:: Record extracts ::

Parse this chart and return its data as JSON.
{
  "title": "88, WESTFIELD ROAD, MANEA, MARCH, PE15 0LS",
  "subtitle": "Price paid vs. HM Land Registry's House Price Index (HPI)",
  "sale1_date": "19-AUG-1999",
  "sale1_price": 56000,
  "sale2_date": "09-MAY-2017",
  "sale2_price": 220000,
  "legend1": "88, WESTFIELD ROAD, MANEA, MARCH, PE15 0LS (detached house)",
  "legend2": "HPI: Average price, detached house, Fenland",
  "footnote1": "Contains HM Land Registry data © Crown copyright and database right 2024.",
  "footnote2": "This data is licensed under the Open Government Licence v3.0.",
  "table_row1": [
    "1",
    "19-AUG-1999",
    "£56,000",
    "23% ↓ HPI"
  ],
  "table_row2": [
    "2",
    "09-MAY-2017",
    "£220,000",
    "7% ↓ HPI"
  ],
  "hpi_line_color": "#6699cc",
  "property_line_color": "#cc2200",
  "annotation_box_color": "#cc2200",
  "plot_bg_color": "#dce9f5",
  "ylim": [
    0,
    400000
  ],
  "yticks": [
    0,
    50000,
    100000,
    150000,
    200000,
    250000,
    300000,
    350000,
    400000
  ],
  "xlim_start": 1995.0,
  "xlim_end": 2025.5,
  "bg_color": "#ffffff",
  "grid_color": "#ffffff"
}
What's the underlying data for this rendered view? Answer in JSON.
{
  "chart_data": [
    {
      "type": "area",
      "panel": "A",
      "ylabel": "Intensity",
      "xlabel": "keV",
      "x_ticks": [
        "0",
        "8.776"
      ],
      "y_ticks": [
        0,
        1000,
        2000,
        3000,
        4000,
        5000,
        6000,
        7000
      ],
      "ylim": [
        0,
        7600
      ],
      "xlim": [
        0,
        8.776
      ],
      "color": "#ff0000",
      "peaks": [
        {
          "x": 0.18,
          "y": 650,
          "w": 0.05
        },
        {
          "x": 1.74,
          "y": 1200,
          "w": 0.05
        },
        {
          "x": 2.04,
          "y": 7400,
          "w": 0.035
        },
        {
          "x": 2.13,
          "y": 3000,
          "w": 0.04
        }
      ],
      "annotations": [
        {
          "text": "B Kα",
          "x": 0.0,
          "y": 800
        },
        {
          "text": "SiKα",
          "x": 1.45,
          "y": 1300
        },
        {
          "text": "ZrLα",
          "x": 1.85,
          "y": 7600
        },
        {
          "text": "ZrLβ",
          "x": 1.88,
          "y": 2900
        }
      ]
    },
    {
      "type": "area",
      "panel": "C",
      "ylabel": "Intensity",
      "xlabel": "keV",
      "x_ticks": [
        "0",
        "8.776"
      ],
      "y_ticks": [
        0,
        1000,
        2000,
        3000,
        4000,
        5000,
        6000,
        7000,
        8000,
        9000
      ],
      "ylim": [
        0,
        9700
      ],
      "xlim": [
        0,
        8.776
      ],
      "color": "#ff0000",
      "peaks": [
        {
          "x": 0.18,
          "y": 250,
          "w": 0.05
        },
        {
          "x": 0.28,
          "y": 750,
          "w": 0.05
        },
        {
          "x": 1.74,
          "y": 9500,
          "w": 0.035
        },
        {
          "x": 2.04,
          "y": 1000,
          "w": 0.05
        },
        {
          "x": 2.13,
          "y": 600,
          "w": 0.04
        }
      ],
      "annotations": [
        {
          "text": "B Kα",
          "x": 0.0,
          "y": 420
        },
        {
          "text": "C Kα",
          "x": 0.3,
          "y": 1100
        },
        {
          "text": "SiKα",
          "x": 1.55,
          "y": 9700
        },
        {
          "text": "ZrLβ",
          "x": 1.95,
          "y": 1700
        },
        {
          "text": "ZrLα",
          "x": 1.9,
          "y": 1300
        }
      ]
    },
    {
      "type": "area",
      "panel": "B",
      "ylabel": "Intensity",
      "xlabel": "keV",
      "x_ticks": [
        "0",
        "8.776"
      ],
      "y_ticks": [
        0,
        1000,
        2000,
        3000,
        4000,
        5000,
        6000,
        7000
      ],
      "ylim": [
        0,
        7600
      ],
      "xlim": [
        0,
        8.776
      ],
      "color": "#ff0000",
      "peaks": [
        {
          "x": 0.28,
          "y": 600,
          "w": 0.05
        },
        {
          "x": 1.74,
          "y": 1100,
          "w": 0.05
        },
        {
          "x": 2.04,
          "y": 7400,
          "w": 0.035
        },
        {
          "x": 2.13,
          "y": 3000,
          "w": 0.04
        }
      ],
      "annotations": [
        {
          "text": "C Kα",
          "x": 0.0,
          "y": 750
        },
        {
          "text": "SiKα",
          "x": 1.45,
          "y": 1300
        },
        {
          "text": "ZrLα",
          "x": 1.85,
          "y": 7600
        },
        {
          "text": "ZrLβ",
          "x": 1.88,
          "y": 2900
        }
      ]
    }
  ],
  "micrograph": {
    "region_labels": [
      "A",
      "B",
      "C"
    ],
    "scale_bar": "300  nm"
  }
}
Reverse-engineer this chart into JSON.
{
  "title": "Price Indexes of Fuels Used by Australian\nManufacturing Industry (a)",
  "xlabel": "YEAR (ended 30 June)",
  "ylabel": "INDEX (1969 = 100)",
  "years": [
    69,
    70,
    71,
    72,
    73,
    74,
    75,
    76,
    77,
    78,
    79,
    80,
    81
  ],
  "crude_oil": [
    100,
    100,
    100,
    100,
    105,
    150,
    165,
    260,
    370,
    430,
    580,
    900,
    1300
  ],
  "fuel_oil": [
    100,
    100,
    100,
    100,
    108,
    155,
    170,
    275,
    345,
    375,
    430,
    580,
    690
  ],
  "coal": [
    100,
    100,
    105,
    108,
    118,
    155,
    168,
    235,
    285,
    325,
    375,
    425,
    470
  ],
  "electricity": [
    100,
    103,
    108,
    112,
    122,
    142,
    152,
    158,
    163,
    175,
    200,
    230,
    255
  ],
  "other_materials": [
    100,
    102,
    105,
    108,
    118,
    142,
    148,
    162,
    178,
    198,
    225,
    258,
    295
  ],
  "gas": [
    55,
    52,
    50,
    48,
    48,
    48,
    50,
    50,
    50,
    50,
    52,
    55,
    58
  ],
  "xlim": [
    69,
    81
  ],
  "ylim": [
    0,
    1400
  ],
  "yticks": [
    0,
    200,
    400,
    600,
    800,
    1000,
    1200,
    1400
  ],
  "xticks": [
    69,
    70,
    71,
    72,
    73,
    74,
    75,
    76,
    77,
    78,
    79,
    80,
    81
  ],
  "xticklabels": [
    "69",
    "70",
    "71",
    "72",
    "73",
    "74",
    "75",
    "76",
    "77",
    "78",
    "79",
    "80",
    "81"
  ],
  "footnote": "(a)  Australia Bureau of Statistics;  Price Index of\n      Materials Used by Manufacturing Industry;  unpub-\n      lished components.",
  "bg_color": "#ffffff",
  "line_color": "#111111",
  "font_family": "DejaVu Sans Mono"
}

:::

* Goal of the exercise *
Copy each line in the data that holds the word "ROAD".

* Answer to the exercise *
  "title": "88, WESTFIELD ROAD, MANEA, MARCH, PE15 0LS",
  "legend1": "88, WESTFIELD ROAD, MANEA, MARCH, PE15 0LS (detached house)",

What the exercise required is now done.